------ Records supplied ------

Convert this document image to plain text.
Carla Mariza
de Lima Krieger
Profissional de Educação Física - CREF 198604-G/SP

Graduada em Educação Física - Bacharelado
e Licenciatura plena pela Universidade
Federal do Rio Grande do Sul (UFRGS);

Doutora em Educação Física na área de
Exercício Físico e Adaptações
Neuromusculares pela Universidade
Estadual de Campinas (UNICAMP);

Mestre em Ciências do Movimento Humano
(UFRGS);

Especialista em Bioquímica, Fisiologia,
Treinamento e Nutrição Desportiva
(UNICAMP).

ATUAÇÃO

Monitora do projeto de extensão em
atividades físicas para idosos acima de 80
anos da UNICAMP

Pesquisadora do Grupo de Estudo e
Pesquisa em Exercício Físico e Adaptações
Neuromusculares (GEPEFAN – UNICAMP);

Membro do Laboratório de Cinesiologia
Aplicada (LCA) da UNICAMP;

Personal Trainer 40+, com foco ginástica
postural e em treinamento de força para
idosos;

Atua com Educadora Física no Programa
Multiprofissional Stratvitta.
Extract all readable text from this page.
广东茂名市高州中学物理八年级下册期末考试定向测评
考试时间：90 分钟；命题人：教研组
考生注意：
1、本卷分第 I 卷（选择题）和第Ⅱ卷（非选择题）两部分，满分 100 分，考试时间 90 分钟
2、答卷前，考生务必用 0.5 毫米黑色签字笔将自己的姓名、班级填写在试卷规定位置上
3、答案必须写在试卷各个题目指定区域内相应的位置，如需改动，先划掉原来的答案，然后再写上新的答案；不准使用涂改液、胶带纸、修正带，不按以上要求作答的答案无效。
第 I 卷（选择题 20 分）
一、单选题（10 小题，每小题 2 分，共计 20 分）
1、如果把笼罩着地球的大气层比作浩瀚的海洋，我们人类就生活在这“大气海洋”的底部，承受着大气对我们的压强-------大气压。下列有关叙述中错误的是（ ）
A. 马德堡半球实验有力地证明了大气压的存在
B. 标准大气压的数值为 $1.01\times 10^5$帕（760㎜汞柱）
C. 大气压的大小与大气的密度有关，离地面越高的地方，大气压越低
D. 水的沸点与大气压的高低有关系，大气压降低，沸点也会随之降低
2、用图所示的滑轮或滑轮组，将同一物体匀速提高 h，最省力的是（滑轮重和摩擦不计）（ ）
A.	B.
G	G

------

Problem to work on:
Write out the data exactly as it stands.

Correct output:
Convert this document image to plain text.
Carla Mariza
de Lima Krieger
Profissional de Educação Física - CREF 198604-G/SP

Graduada em Educação Física - Bacharelado
e Licenciatura plena pela Universidade
Federal do Rio Grande do Sul (UFRGS);

Doutora em Educação Física na área de
Exercício Físico e Adaptações
Neuromusculares pela Universidade
Estadual de Campinas (UNICAMP);

Mestre em Ciências do Movimento Humano
(UFRGS);

Especialista em Bioquímica, Fisiologia,
Treinamento e Nutrição Desportiva
(UNICAMP).

ATUAÇÃO

Monitora do projeto de extensão em
atividades físicas para idosos acima de 80
anos da UNICAMP

Pesquisadora do Grupo de Estudo e
Pesquisa em Exercício Físico e Adaptações
Neuromusculares (GEPEFAN – UNICAMP);

Membro do Laboratório de Cinesiologia
Aplicada (LCA) da UNICAMP;

Personal Trainer 40+, com foco ginástica
postural e em treinamento de força para
idosos;

Atua com Educadora Física no Programa
Multiprofissional Stratvitta.
Extract all readable text from this page.
广东茂名市高州中学物理八年级下册期末考试定向测评
考试时间：90 分钟；命题人：教研组
考生注意：
1、本卷分第 I 卷（选择题）和第Ⅱ卷（非选择题）两部分，满分 100 分，考试时间 90 分钟
2、答卷前，考生务必用 0.5 毫米黑色签字笔将自己的姓名、班级填写在试卷规定位置上
3、答案必须写在试卷各个题目指定区域内相应的位置，如需改动，先划掉原来的答案，然后再写上新的答案；不准使用涂改液、胶带纸、修正带，不按以上要求作答的答案无效。
第 I 卷（选择题 20 分）
一、单选题（10 小题，每小题 2 分，共计 20 分）
1、如果把笼罩着地球的大气层比作浩瀚的海洋，我们人类就生活在这“大气海洋”的底部，承受着大气对我们的压强-------大气压。下列有关叙述中错误的是（ ）
A. 马德堡半球实验有力地证明了大气压的存在
B. 标准大气压的数值为 $1.01\times 10^5$帕（760㎜汞柱）
C. 大气压的大小与大气的密度有关，离地面越高的地方，大气压越低
D. 水的沸点与大气压的高低有关系，大气压降低，沸点也会随之降低
2、用图所示的滑轮或滑轮组，将同一物体匀速提高 h，最省力的是（滑轮重和摩擦不计）（ ）
A.	B.
G	G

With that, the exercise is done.